■ SUPPLIED DATA:
◆ ◆ ◆

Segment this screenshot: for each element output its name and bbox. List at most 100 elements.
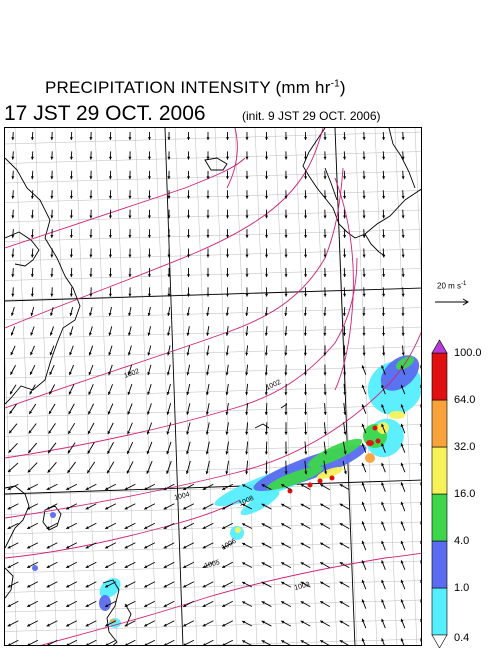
wind-vector-head xyxy=(89,215,92,218)
wind-vector-head xyxy=(109,196,112,199)
wind-vector-head xyxy=(128,137,131,140)
wind-vector-head xyxy=(324,274,327,277)
precipitation-core xyxy=(318,479,323,484)
parallel-line xyxy=(5,308,422,320)
parallel-line xyxy=(5,249,422,261)
wind-vector-head xyxy=(363,137,366,140)
wind-vector-head xyxy=(362,333,365,336)
wind-vector-head xyxy=(245,216,248,219)
wind-vector-head xyxy=(382,196,385,199)
precipitation-area xyxy=(365,453,375,463)
colorbar-segment xyxy=(432,400,447,447)
wind-vector-head xyxy=(70,294,73,297)
wind-vector-head xyxy=(343,274,346,277)
meridian-line xyxy=(175,128,197,646)
wind-vector-head xyxy=(421,333,422,336)
isobar-label: 1004 xyxy=(174,491,191,502)
wind-vector-head xyxy=(304,392,307,395)
reference-vector: 20 m s-1 xyxy=(432,280,472,310)
wind-vector-head xyxy=(206,137,209,140)
wind-vector-head xyxy=(128,255,131,258)
wind-vector-head xyxy=(265,452,268,455)
wind-vector-head xyxy=(128,176,131,179)
wind-vector-head xyxy=(109,176,112,179)
wind-vector-head xyxy=(343,157,346,160)
precipitation-area xyxy=(32,565,38,571)
isobar-label: 1002 xyxy=(123,368,140,380)
coastline xyxy=(325,168,337,200)
wind-vector-head xyxy=(421,294,422,297)
wind-vector-head xyxy=(109,255,112,258)
wind-vector-head xyxy=(382,333,385,336)
wind-vector-head xyxy=(304,333,307,336)
wind-vector-head xyxy=(402,215,405,218)
wind-vector-head xyxy=(363,176,366,179)
wind-vector-head xyxy=(363,215,366,218)
wind-vector-head xyxy=(343,392,346,395)
wind-vector-head xyxy=(421,196,422,199)
wind-vector-head xyxy=(167,137,170,140)
wind-vector-head xyxy=(343,313,346,316)
meridian-line xyxy=(75,128,97,646)
wind-vector-head xyxy=(109,235,112,238)
wind-vector-head xyxy=(382,137,385,140)
wind-vector-head xyxy=(401,313,404,316)
wind-vector-head xyxy=(284,137,287,140)
wind-vector-head xyxy=(402,137,405,140)
wind-vector-head xyxy=(31,157,34,160)
wind-vector-head xyxy=(265,215,268,218)
wind-vector-head xyxy=(50,137,53,140)
parallel-line xyxy=(5,191,422,203)
wind-vector-head xyxy=(284,157,287,160)
colorbar-segment xyxy=(432,541,447,588)
wind-vector-head xyxy=(304,313,307,316)
wind-vector-head xyxy=(245,196,248,199)
wind-vector-head xyxy=(382,176,385,179)
wind-vector-head xyxy=(89,137,92,140)
wind-vector-head xyxy=(167,372,170,375)
wind-vector-head xyxy=(402,333,405,336)
meridian-line xyxy=(295,128,317,646)
isobar-line xyxy=(5,168,343,408)
wind-vector-head xyxy=(402,274,405,277)
wind-vector-head xyxy=(343,215,346,218)
wind-vector-head xyxy=(109,274,112,277)
isobar-line xyxy=(227,128,237,188)
wind-vector-head xyxy=(421,235,422,238)
wind-vector-head xyxy=(265,353,268,356)
wind-vector-head xyxy=(186,412,189,415)
colorbar-tick-label: 64.0 xyxy=(454,394,475,406)
wind-vector-head xyxy=(226,294,229,297)
wind-vector-head xyxy=(343,137,346,140)
wind-vector-head xyxy=(206,196,209,199)
precipitation-area xyxy=(99,595,111,611)
wind-vector-head xyxy=(245,294,248,297)
wind-vector-head xyxy=(265,157,268,160)
wind-vector-head xyxy=(70,196,73,199)
wind-vector-head xyxy=(226,274,229,277)
wind-vector-head xyxy=(304,373,307,376)
colorbar-min-triangle xyxy=(432,635,447,648)
wind-vector-head xyxy=(324,137,327,140)
wind-vector-head xyxy=(265,255,268,258)
isobar-label: 1005 xyxy=(204,559,221,570)
wind-vector-head xyxy=(265,137,268,140)
wind-vector-head xyxy=(128,157,131,160)
major-parallel-line xyxy=(5,288,422,301)
wind-vector-head xyxy=(70,235,73,238)
wind-vector-head xyxy=(167,176,170,179)
wind-vector-head xyxy=(128,215,131,218)
wind-vector-head xyxy=(265,333,268,336)
wind-vector-head xyxy=(285,215,288,218)
wind-vector-head xyxy=(89,274,92,277)
wind-vector-head xyxy=(31,255,34,258)
wind-vector-head xyxy=(31,274,34,277)
wind-vector-head xyxy=(382,215,385,218)
wind-vector-head xyxy=(323,313,326,316)
wind-vector-head xyxy=(11,255,14,258)
wind-vector-head xyxy=(402,353,405,356)
wind-vector-head xyxy=(421,274,422,277)
wind-vector-head xyxy=(109,313,112,316)
wind-vector-head xyxy=(304,196,307,199)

◆ ◆ ◆

Can you swap "meridian-line" for "longitude-line" everywhere in the data above and return it otherwise unchanged, with the pictures left out?

■ EXPECTED ANSWER:
Segment this screenshot: for each element output its name and bbox. List at most 100 elements.
wind-vector-head xyxy=(89,215,92,218)
wind-vector-head xyxy=(109,196,112,199)
wind-vector-head xyxy=(128,137,131,140)
wind-vector-head xyxy=(324,274,327,277)
precipitation-core xyxy=(318,479,323,484)
parallel-line xyxy=(5,308,422,320)
parallel-line xyxy=(5,249,422,261)
wind-vector-head xyxy=(363,137,366,140)
wind-vector-head xyxy=(362,333,365,336)
wind-vector-head xyxy=(245,216,248,219)
wind-vector-head xyxy=(382,196,385,199)
precipitation-area xyxy=(365,453,375,463)
colorbar-segment xyxy=(432,400,447,447)
wind-vector-head xyxy=(70,294,73,297)
wind-vector-head xyxy=(343,274,346,277)
longitude-line xyxy=(175,128,197,646)
wind-vector-head xyxy=(421,333,422,336)
isobar-label: 1004 xyxy=(174,491,191,502)
wind-vector-head xyxy=(304,392,307,395)
reference-vector: 20 m s-1 xyxy=(432,280,472,310)
wind-vector-head xyxy=(206,137,209,140)
wind-vector-head xyxy=(128,255,131,258)
wind-vector-head xyxy=(265,452,268,455)
wind-vector-head xyxy=(128,176,131,179)
wind-vector-head xyxy=(109,176,112,179)
wind-vector-head xyxy=(343,157,346,160)
precipitation-area xyxy=(32,565,38,571)
isobar-label: 1002 xyxy=(123,368,140,380)
coastline xyxy=(325,168,337,200)
wind-vector-head xyxy=(421,294,422,297)
wind-vector-head xyxy=(109,255,112,258)
wind-vector-head xyxy=(382,333,385,336)
wind-vector-head xyxy=(304,333,307,336)
wind-vector-head xyxy=(402,215,405,218)
wind-vector-head xyxy=(363,176,366,179)
wind-vector-head xyxy=(363,215,366,218)
wind-vector-head xyxy=(343,392,346,395)
wind-vector-head xyxy=(421,196,422,199)
wind-vector-head xyxy=(167,137,170,140)
wind-vector-head xyxy=(343,313,346,316)
longitude-line xyxy=(75,128,97,646)
wind-vector-head xyxy=(109,235,112,238)
wind-vector-head xyxy=(382,137,385,140)
wind-vector-head xyxy=(401,313,404,316)
wind-vector-head xyxy=(284,137,287,140)
wind-vector-head xyxy=(402,137,405,140)
wind-vector-head xyxy=(31,157,34,160)
wind-vector-head xyxy=(265,215,268,218)
wind-vector-head xyxy=(50,137,53,140)
parallel-line xyxy=(5,191,422,203)
wind-vector-head xyxy=(284,157,287,160)
colorbar-segment xyxy=(432,541,447,588)
wind-vector-head xyxy=(304,313,307,316)
wind-vector-head xyxy=(245,196,248,199)
wind-vector-head xyxy=(382,176,385,179)
wind-vector-head xyxy=(89,137,92,140)
wind-vector-head xyxy=(167,372,170,375)
wind-vector-head xyxy=(402,333,405,336)
longitude-line xyxy=(295,128,317,646)
isobar-line xyxy=(5,168,343,408)
wind-vector-head xyxy=(402,274,405,277)
wind-vector-head xyxy=(343,215,346,218)
wind-vector-head xyxy=(109,274,112,277)
isobar-line xyxy=(227,128,237,188)
wind-vector-head xyxy=(421,235,422,238)
wind-vector-head xyxy=(265,353,268,356)
wind-vector-head xyxy=(186,412,189,415)
colorbar-tick-label: 64.0 xyxy=(454,394,475,406)
wind-vector-head xyxy=(226,294,229,297)
wind-vector-head xyxy=(343,137,346,140)
wind-vector-head xyxy=(206,196,209,199)
precipitation-area xyxy=(99,595,111,611)
wind-vector-head xyxy=(245,294,248,297)
wind-vector-head xyxy=(265,157,268,160)
wind-vector-head xyxy=(70,196,73,199)
wind-vector-head xyxy=(226,274,229,277)
wind-vector-head xyxy=(304,373,307,376)
colorbar-min-triangle xyxy=(432,635,447,648)
wind-vector-head xyxy=(324,137,327,140)
wind-vector-head xyxy=(265,255,268,258)
isobar-label: 1005 xyxy=(204,559,221,570)
wind-vector-head xyxy=(265,137,268,140)
wind-vector-head xyxy=(128,157,131,160)
major-parallel-line xyxy=(5,288,422,301)
wind-vector-head xyxy=(70,235,73,238)
wind-vector-head xyxy=(167,176,170,179)
wind-vector-head xyxy=(128,215,131,218)
wind-vector-head xyxy=(265,333,268,336)
wind-vector-head xyxy=(285,215,288,218)
wind-vector-head xyxy=(89,274,92,277)
wind-vector-head xyxy=(31,255,34,258)
wind-vector-head xyxy=(31,274,34,277)
wind-vector-head xyxy=(382,215,385,218)
wind-vector-head xyxy=(323,313,326,316)
wind-vector-head xyxy=(11,255,14,258)
wind-vector-head xyxy=(402,353,405,356)
wind-vector-head xyxy=(421,274,422,277)
wind-vector-head xyxy=(109,313,112,316)
wind-vector-head xyxy=(304,196,307,199)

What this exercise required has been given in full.